======== Given records ========

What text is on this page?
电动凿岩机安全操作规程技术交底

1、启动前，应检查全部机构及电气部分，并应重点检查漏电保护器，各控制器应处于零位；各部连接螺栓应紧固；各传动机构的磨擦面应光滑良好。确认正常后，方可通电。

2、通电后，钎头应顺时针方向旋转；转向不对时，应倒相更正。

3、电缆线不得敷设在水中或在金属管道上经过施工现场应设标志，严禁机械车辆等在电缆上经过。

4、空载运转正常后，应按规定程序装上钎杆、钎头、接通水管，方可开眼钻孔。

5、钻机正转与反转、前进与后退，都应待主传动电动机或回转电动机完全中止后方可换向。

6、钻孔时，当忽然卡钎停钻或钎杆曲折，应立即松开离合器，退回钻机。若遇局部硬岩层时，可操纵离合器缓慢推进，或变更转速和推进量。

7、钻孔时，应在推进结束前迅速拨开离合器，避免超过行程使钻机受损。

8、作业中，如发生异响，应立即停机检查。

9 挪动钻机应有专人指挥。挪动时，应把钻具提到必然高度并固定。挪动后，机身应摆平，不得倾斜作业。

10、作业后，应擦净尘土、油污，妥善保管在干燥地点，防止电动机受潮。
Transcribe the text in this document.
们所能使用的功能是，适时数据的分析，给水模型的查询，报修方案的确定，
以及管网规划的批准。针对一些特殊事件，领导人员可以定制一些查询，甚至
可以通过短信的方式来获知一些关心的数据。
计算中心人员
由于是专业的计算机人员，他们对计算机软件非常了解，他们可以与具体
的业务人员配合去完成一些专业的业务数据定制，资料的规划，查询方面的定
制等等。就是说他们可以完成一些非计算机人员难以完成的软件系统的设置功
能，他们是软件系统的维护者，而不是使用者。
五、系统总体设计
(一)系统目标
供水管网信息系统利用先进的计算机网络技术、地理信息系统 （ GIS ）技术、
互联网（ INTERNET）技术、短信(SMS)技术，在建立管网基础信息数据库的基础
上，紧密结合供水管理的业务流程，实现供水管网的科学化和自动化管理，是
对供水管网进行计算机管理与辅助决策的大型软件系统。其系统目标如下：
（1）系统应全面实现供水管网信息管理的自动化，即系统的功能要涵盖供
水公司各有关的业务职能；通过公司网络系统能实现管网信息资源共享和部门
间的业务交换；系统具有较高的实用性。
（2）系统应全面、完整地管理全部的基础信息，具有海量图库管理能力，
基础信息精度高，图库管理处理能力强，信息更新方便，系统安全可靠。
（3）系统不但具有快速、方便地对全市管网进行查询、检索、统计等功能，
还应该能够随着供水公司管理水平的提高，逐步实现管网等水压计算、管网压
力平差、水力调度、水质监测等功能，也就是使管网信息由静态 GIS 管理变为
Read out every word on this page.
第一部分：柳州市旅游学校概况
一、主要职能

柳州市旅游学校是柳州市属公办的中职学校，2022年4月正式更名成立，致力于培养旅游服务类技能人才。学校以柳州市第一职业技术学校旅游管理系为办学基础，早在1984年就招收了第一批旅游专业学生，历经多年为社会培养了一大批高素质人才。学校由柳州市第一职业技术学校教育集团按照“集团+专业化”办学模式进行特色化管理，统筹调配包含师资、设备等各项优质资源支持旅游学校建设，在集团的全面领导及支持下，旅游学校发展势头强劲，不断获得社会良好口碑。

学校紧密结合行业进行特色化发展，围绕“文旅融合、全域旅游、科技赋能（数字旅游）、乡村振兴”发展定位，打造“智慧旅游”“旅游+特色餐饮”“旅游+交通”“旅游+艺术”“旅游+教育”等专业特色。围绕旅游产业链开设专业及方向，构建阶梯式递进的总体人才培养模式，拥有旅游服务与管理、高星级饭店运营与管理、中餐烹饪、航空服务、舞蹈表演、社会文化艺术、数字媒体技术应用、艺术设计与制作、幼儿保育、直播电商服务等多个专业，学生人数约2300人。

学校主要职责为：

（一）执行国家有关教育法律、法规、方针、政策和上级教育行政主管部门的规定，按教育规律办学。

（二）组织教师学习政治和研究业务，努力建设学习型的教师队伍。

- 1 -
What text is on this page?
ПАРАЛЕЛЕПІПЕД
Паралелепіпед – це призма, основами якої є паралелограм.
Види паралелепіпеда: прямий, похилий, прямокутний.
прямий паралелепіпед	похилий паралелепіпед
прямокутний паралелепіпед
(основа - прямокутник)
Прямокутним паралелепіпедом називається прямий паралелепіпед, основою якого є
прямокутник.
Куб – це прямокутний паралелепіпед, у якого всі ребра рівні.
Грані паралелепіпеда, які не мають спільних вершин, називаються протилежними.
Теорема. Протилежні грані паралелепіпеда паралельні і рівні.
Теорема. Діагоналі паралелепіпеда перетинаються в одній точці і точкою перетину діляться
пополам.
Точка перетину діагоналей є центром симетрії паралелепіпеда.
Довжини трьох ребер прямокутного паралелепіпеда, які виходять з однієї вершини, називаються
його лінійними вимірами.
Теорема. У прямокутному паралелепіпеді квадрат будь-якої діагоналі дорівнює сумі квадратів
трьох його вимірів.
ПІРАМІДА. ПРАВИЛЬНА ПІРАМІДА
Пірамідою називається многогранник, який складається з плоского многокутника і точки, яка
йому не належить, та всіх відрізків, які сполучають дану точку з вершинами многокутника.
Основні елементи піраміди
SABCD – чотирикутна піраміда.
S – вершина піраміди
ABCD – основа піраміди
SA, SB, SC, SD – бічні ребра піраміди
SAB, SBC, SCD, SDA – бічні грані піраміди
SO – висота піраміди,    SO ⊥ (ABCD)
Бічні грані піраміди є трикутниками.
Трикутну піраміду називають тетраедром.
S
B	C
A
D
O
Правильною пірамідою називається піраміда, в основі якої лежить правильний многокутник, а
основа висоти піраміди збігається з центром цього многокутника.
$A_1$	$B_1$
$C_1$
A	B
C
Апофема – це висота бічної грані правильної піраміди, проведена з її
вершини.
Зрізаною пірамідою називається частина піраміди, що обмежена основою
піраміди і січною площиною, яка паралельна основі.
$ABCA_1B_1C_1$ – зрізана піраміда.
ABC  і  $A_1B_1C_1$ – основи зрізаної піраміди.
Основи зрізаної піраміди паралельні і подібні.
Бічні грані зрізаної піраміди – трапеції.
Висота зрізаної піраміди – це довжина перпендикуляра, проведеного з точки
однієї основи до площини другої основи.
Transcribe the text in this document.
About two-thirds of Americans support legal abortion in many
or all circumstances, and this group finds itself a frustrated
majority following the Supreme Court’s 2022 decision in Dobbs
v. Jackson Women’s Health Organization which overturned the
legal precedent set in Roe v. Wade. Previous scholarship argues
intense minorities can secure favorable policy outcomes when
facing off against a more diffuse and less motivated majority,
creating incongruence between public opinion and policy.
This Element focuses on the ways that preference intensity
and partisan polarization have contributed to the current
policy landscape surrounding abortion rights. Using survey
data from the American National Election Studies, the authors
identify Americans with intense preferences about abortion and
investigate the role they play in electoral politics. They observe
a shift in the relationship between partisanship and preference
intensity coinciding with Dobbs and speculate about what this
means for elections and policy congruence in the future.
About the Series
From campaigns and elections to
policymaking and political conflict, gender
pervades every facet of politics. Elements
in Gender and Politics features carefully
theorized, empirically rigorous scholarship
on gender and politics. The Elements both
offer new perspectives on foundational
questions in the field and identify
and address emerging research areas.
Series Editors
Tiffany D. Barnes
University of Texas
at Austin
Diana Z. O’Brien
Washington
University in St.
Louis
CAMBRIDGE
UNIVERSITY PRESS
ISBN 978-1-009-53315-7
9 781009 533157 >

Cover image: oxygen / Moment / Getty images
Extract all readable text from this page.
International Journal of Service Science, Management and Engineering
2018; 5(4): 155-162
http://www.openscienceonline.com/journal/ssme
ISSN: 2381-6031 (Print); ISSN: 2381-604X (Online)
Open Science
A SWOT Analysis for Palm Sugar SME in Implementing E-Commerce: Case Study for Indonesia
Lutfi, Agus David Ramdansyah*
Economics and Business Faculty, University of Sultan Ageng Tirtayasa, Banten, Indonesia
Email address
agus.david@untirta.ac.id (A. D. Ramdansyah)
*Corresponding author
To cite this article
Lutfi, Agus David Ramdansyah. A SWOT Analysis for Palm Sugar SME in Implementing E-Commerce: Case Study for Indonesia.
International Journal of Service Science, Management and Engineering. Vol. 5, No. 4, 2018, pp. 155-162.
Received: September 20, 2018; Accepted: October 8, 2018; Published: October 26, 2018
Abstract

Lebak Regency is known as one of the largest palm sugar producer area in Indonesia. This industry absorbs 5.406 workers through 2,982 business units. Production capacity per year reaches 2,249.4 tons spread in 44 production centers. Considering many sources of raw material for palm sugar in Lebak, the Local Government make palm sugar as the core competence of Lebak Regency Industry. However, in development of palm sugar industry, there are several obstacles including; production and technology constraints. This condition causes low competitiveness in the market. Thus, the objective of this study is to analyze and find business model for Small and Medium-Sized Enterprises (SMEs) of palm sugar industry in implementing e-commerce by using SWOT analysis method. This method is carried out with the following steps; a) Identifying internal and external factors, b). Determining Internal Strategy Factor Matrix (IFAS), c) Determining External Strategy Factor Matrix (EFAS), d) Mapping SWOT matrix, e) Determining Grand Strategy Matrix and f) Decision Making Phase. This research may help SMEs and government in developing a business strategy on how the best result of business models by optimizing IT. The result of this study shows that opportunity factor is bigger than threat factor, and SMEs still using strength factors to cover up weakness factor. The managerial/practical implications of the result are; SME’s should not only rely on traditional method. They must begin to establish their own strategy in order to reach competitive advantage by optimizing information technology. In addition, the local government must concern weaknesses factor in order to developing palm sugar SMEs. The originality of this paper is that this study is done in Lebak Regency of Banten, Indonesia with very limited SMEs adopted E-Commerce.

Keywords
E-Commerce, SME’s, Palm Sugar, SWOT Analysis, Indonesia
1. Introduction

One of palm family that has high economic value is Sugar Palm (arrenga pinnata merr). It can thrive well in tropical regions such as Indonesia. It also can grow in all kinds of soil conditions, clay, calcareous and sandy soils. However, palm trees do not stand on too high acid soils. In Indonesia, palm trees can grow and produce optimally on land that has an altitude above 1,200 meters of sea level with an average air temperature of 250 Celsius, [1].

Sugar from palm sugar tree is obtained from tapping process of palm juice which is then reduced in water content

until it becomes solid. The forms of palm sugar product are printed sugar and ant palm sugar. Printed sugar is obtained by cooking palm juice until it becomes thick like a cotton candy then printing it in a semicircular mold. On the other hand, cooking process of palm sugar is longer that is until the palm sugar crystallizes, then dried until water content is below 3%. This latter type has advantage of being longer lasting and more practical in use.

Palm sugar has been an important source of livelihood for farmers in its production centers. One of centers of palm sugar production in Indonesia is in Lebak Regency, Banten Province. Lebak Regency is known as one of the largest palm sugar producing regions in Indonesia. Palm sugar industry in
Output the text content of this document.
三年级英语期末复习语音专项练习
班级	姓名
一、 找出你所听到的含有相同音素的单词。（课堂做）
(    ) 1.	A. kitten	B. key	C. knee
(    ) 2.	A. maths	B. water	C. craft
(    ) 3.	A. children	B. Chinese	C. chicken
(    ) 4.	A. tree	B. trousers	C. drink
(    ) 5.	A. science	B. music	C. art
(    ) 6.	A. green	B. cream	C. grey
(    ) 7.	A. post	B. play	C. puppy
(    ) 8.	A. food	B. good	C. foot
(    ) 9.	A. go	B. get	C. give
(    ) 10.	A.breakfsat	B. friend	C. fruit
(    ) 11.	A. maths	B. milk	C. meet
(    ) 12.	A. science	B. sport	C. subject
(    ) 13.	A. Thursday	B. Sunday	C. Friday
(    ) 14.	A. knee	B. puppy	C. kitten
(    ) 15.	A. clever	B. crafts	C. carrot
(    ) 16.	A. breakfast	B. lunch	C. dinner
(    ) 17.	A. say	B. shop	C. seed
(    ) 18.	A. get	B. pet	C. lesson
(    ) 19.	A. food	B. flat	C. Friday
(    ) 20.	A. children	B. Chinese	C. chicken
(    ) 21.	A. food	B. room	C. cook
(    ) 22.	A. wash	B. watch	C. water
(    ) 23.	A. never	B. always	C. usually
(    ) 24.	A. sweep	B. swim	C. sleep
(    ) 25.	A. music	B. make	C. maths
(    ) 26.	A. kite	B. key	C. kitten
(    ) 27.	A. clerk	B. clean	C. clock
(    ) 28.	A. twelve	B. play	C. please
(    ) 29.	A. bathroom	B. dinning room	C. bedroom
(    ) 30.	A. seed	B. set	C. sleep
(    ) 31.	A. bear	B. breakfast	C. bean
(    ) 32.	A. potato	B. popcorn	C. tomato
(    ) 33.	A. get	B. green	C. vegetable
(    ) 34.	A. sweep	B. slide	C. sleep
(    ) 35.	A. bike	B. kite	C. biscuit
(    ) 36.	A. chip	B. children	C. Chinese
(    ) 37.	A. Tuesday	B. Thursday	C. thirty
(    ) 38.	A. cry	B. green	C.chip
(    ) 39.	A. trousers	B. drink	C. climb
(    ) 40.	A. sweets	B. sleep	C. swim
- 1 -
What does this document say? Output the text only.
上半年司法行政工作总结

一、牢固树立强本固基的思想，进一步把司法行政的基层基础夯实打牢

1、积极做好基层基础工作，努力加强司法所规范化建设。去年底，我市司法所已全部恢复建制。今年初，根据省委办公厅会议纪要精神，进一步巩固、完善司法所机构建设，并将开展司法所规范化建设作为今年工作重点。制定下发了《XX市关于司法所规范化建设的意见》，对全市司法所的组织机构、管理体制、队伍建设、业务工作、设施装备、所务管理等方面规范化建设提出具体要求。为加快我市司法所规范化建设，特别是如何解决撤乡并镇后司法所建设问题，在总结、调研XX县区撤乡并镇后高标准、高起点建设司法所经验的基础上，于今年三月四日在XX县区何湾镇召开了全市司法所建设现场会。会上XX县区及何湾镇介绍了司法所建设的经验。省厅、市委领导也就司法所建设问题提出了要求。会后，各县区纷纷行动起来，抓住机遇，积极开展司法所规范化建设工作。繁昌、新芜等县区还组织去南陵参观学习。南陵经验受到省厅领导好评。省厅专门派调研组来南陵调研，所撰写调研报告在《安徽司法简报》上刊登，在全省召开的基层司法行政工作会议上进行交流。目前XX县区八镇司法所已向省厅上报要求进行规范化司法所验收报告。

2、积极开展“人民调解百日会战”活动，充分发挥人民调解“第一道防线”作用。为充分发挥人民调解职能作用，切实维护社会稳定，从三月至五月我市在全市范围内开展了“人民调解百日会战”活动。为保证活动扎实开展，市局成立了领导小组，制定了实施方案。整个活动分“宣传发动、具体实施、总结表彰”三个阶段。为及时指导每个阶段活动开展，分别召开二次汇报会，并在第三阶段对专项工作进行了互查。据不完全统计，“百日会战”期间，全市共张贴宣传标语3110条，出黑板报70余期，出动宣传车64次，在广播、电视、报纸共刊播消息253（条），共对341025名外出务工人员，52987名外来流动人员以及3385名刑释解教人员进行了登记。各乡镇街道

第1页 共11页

========

Problem to work on: Where a line above contains the string "Elements", copy that line.

Final answer:
pervades every facet of politics. Elements
on gender and politics. The Elements both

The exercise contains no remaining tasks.